▸ The request
Print again, unchanged, everything in the data from the line containing "barts-logo-icon: Barts Cancer" down to the line containing "connections-link[interactable]: 252 connections", with both of those lines included.

(Items listed in a dataset)
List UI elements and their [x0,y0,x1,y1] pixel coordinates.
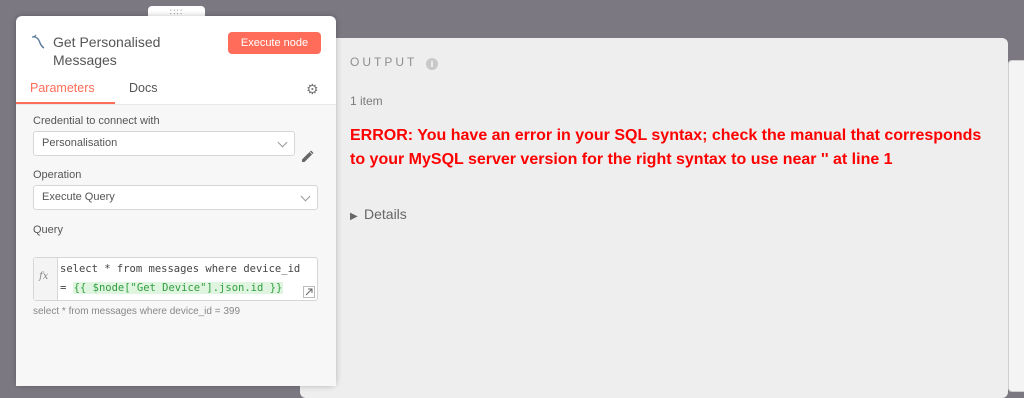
gear-icon[interactable]: ⚙ [306,81,319,98]
node-settings-panel: Get Personalised Messages Execute node P… [16,16,336,386]
chevron-right-icon: ▶ [350,211,358,222]
query-label: Query [33,224,63,236]
details-label: Details [364,206,407,222]
expression-toggle[interactable]: fx [34,258,58,300]
chevron-down-icon [277,137,288,148]
output-heading: OUTPUT [350,55,418,69]
tab-bar: Parameters Docs [16,80,336,105]
query-line-1: select * from messages where device_id [60,263,301,275]
operation-value: Execute Query [42,191,115,203]
credential-label: Credential to connect with [33,115,160,127]
right-panel-edge [1008,60,1024,392]
tab-docs[interactable]: Docs [129,81,157,95]
expand-icon[interactable] [303,286,315,298]
node-title: Get Personalised Messages [53,34,161,68]
mysql-icon [31,34,45,49]
error-message: ERROR: You have an error in your SQL syn… [350,127,982,168]
active-tab-indicator [16,102,115,104]
details-toggle[interactable]: ▶ Details [350,206,407,222]
tab-parameters[interactable]: Parameters [30,81,95,95]
query-line-2-prefix: = [60,282,73,294]
query-expression: {{ $node["Get Device"].json.id }} [72,282,284,294]
credential-value: Personalisation [42,137,118,149]
parameters-area: Credential to connect with Personalisati… [16,105,336,386]
operation-label: Operation [33,169,82,181]
query-editor[interactable]: fx select * from messages where device_i… [33,257,318,301]
pencil-icon[interactable] [299,149,315,165]
query-line-2: = {{ $node["Get Device"].json.id }} [60,282,284,294]
output-panel: OUTPUT i 1 item ERROR: You have an error… [300,38,1008,398]
item-count: 1 item [350,94,383,108]
operation-select[interactable]: Execute Query [33,185,318,210]
fx-icon: fx [39,271,49,282]
chevron-down-icon [300,191,311,202]
info-icon[interactable]: i [426,58,438,70]
execute-node-button[interactable]: Execute node [228,32,321,54]
query-preview: select * from messages where device_id =… [33,306,241,317]
credential-select[interactable]: Personalisation [33,131,295,156]
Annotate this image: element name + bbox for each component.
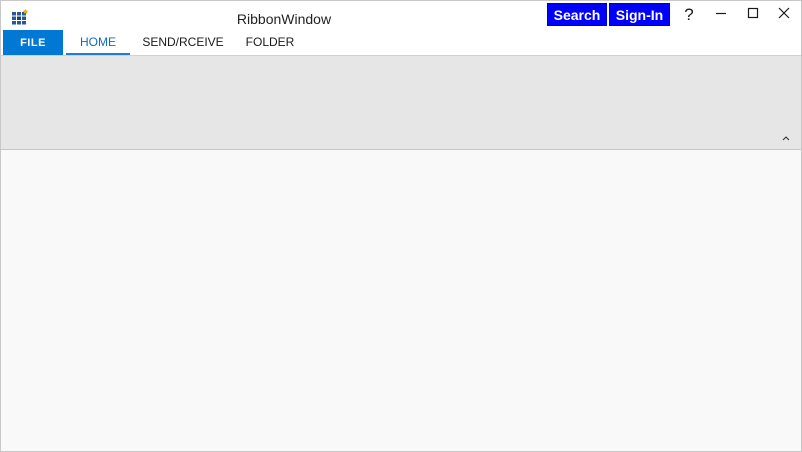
maximize-button[interactable]	[737, 1, 769, 29]
minimize-icon	[715, 6, 727, 24]
ribbon-window: RibbonWindow Search Sign-In ? FILE HOME	[0, 0, 802, 452]
close-icon	[778, 6, 790, 24]
help-button[interactable]: ?	[673, 1, 705, 29]
sign-in-button[interactable]: Sign-In	[609, 3, 670, 26]
collapse-ribbon-button[interactable]	[779, 131, 793, 145]
close-button[interactable]	[768, 1, 800, 29]
window-title: RibbonWindow	[236, 11, 332, 27]
title-bar: RibbonWindow Search Sign-In ?	[1, 1, 801, 30]
tab-folder[interactable]: FOLDER	[239, 30, 301, 55]
minimize-button[interactable]	[705, 1, 737, 29]
maximize-icon	[747, 6, 759, 24]
chevron-up-icon	[781, 129, 791, 147]
search-button[interactable]: Search	[547, 3, 607, 26]
content-area	[1, 150, 801, 451]
tab-home[interactable]: HOME	[66, 30, 130, 55]
ribbon-tab-strip: FILE HOME SEND/RCEIVE FOLDER	[1, 30, 801, 55]
tab-send-receive[interactable]: SEND/RCEIVE	[141, 30, 225, 55]
ribbon-panel	[1, 55, 801, 150]
file-tab[interactable]: FILE	[3, 30, 63, 55]
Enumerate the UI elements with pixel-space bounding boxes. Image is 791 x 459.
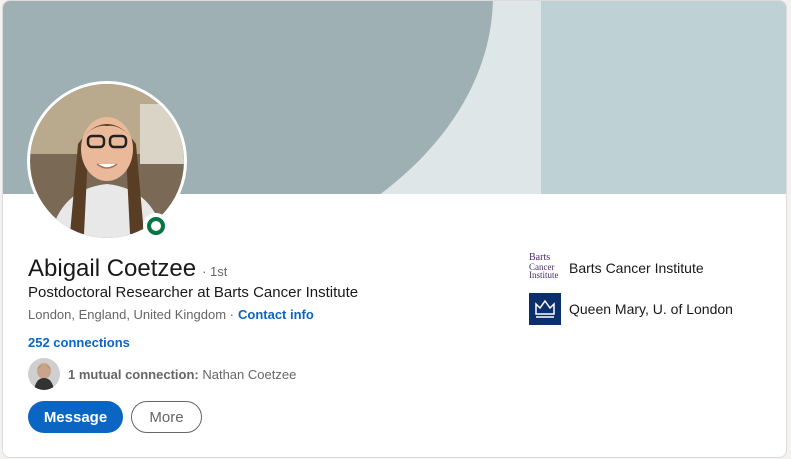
barts-logo-icon: Barts Cancer Institute — [529, 253, 561, 283]
message-button[interactable]: Message — [28, 401, 123, 433]
org-label: Queen Mary, U. of London — [569, 301, 733, 317]
connections-link[interactable]: 252 connections — [28, 335, 130, 350]
mutual-connection-text: 1 mutual connection: Nathan Coetzee — [68, 367, 296, 382]
location-row: London, England, United Kingdom · Contac… — [28, 307, 314, 322]
org-label: Barts Cancer Institute — [569, 260, 704, 276]
name-row: Abigail Coetzee · 1st — [28, 255, 227, 283]
profile-card: Abigail Coetzee · 1st Postdoctoral Resea… — [2, 0, 787, 458]
mutual-name: Nathan Coetzee — [198, 366, 297, 382]
profile-name: Abigail Coetzee — [28, 255, 197, 282]
queen-mary-logo-icon — [529, 293, 561, 325]
connection-degree: · 1st — [202, 264, 228, 279]
organizations: Barts Cancer Institute Barts Cancer Inst… — [529, 253, 733, 335]
action-buttons: Message More — [28, 401, 202, 433]
mutual-connections[interactable]: 1 mutual connection: Nathan Coetzee — [28, 358, 296, 390]
barts-logo-line: Institute — [529, 270, 559, 280]
profile-headline: Postdoctoral Researcher at Barts Cancer … — [28, 284, 359, 301]
online-status-icon — [143, 213, 169, 239]
contact-info-link[interactable]: Contact info — [238, 307, 314, 322]
more-button[interactable]: More — [131, 401, 202, 433]
mutual-connection-avatar — [28, 358, 60, 390]
profile-location: London, England, United Kingdom · — [28, 307, 234, 322]
banner-shape-right — [541, 1, 786, 194]
org-barts[interactable]: Barts Cancer Institute Barts Cancer Inst… — [529, 253, 733, 283]
org-queen-mary[interactable]: Queen Mary, U. of London — [529, 293, 733, 325]
mutual-count: 1 mutual connection: — [68, 366, 199, 382]
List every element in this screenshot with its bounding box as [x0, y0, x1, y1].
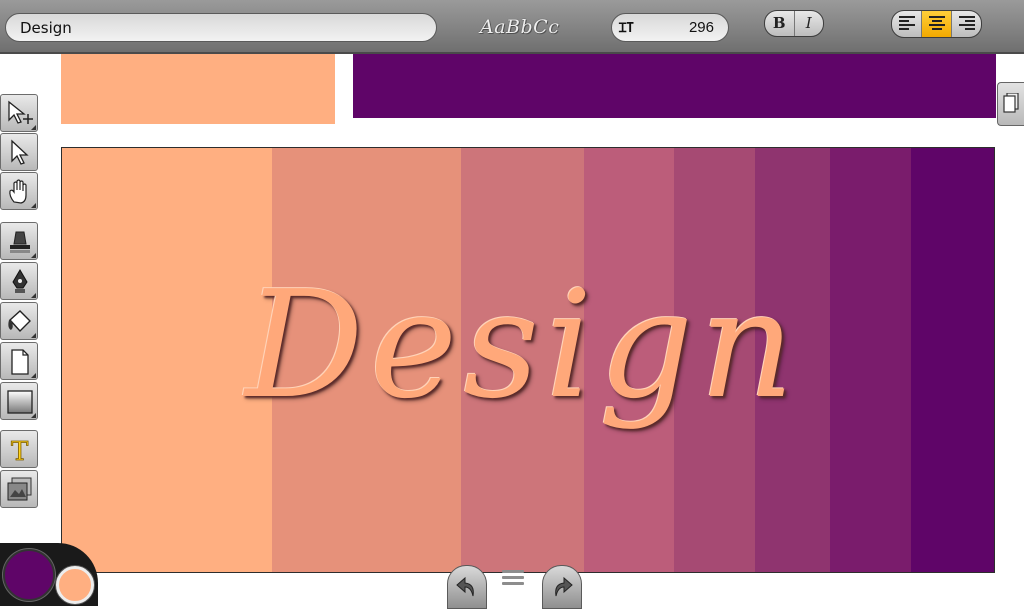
purple-rectangle[interactable]	[353, 54, 996, 118]
align-center-icon	[929, 16, 945, 30]
select-arrow-icon	[11, 139, 29, 165]
move-transform-icon	[8, 100, 33, 124]
pen-nib-icon	[12, 269, 28, 293]
fill-tool-button[interactable]	[0, 222, 38, 260]
align-left-button[interactable]	[892, 11, 921, 37]
paint-bucket-icon	[8, 310, 31, 333]
move-tool-button[interactable]	[0, 94, 38, 132]
redo-icon	[555, 576, 573, 597]
gradient-tool-button[interactable]	[0, 382, 38, 420]
font-size-icon: ꞮT	[619, 21, 635, 36]
secondary-color-swatch[interactable]	[56, 566, 94, 604]
select-tool-button[interactable]	[0, 133, 38, 171]
primary-color-swatch[interactable]	[3, 549, 55, 601]
align-right-button[interactable]	[951, 11, 981, 37]
new-page-tool-button[interactable]	[0, 342, 38, 380]
font-size-field[interactable]: ꞮT 296	[611, 13, 729, 42]
hand-tool-button[interactable]	[0, 172, 38, 210]
design-text-layer[interactable]: Design	[245, 255, 801, 435]
redo-button[interactable]	[542, 565, 582, 609]
fill-stamp-icon	[10, 231, 30, 253]
align-left-icon	[899, 16, 915, 30]
hand-pan-icon	[9, 179, 27, 204]
text-align-group	[891, 10, 982, 38]
peach-rectangle[interactable]	[61, 54, 335, 124]
italic-button[interactable]: I	[793, 11, 824, 36]
align-right-icon	[959, 16, 975, 30]
top-toolbar: Design AaBbCc ꞮT 296 B I	[0, 0, 1024, 54]
color-stripe	[911, 148, 995, 572]
align-center-button[interactable]	[921, 11, 951, 37]
font-size-value[interactable]: 296	[689, 19, 714, 36]
gradient-rect-icon	[7, 390, 33, 414]
menu-icon[interactable]	[502, 570, 524, 586]
svg-text:T: T	[11, 437, 29, 464]
image-tool-button[interactable]	[0, 470, 38, 508]
text-input-field[interactable]: Design	[5, 13, 437, 42]
paint-bucket-tool-button[interactable]	[0, 302, 38, 340]
pen-tool-button[interactable]	[0, 262, 38, 300]
undo-icon	[456, 576, 474, 597]
color-stripe	[830, 148, 912, 572]
layers-panel-tab[interactable]	[997, 82, 1024, 126]
bold-button[interactable]: B	[765, 11, 794, 36]
layers-icon	[1003, 93, 1019, 113]
image-import-icon	[7, 477, 32, 501]
font-picker-preview[interactable]: AaBbCc	[480, 16, 572, 40]
new-page-icon	[11, 349, 29, 375]
text-style-group: B I	[764, 10, 824, 37]
text-tool-icon: T	[11, 437, 30, 464]
text-tool-button[interactable]: T	[0, 430, 38, 468]
undo-button[interactable]	[447, 565, 487, 609]
color-stripe	[62, 148, 272, 572]
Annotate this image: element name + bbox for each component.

▸ Task solution
barts-logo-icon: Barts Cancer Institute — [529, 253, 561, 283]
message-button[interactable]: Message — [28, 401, 123, 433]
org-label: Queen Mary, U. of London — [569, 301, 733, 317]
connections-link[interactable]: 252 connections — [28, 335, 130, 350]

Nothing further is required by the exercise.